(TASK DIRECTIONS):
Records follow. Copy every line with "constant".

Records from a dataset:
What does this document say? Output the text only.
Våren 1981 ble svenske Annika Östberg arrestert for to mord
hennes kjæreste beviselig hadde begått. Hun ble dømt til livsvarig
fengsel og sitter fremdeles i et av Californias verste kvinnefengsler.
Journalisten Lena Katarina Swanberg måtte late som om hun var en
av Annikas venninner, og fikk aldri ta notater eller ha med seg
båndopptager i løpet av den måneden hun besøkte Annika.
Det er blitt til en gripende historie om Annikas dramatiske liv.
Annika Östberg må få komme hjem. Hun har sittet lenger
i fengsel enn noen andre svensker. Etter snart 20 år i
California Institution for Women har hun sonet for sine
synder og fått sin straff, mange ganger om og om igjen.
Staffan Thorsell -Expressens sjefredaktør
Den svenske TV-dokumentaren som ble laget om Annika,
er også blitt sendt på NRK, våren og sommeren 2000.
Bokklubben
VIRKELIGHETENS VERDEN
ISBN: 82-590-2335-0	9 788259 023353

* * *

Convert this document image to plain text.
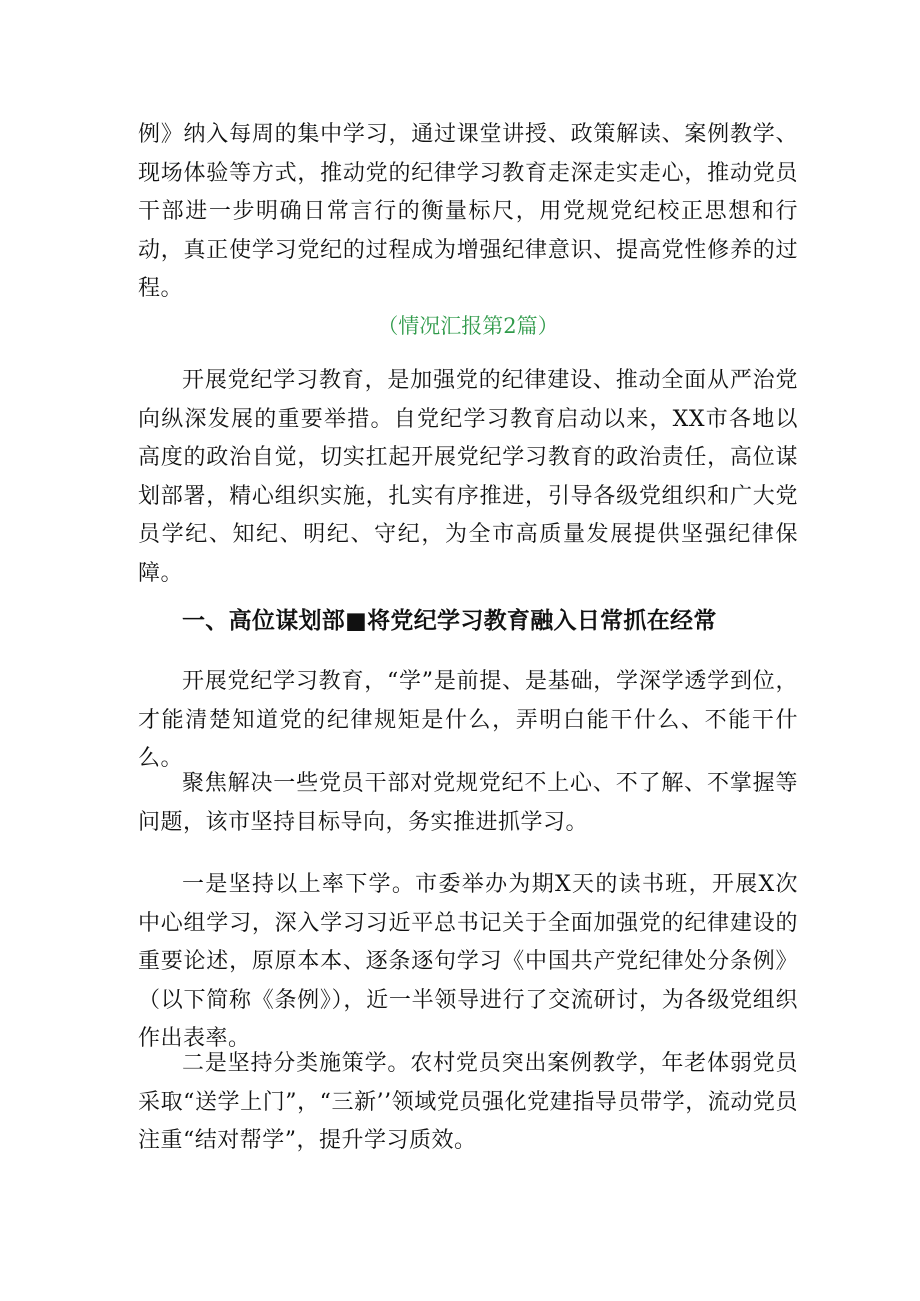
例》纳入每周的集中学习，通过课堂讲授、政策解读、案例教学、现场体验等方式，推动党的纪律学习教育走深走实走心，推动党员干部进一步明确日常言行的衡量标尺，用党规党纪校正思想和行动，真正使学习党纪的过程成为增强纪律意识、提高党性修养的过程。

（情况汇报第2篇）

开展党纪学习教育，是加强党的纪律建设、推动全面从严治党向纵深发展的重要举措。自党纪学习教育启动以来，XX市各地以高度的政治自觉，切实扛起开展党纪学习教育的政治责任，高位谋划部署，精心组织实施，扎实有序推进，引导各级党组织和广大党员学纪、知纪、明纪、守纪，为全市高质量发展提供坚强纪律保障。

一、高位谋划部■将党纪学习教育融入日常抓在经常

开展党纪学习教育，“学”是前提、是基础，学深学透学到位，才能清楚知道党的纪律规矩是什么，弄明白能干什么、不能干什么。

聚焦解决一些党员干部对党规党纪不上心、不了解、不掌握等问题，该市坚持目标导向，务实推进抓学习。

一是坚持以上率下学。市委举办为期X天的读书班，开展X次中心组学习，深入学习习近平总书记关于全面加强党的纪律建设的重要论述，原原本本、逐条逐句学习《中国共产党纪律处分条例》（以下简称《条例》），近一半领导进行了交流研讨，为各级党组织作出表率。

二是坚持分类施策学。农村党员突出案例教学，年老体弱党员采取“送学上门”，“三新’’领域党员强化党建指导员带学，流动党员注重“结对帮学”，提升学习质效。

---

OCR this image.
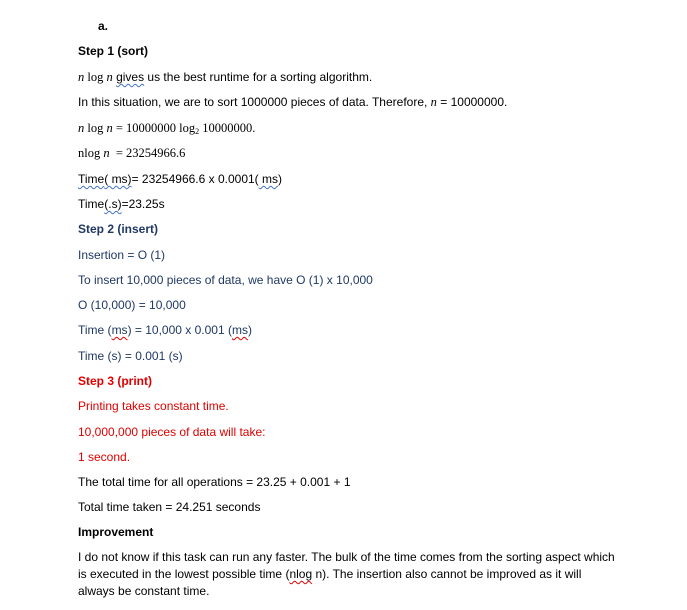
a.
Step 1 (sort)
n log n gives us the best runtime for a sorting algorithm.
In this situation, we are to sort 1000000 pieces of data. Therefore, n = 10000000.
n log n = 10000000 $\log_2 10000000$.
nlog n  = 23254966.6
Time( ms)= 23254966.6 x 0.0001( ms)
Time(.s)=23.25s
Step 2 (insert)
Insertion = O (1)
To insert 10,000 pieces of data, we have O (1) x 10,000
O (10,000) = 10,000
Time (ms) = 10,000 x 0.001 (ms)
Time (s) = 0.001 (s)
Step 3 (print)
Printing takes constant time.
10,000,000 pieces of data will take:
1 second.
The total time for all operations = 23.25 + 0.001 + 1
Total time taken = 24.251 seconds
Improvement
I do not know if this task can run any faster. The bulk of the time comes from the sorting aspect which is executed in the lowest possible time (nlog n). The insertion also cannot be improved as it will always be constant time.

(COMPLETE RESPONSE):
Printing takes constant time.
I do not know if this task can run any faster. The bulk of the time comes from the sorting aspect which is executed in the lowest possible time (nlog n). The insertion also cannot be improved as it will always be constant time.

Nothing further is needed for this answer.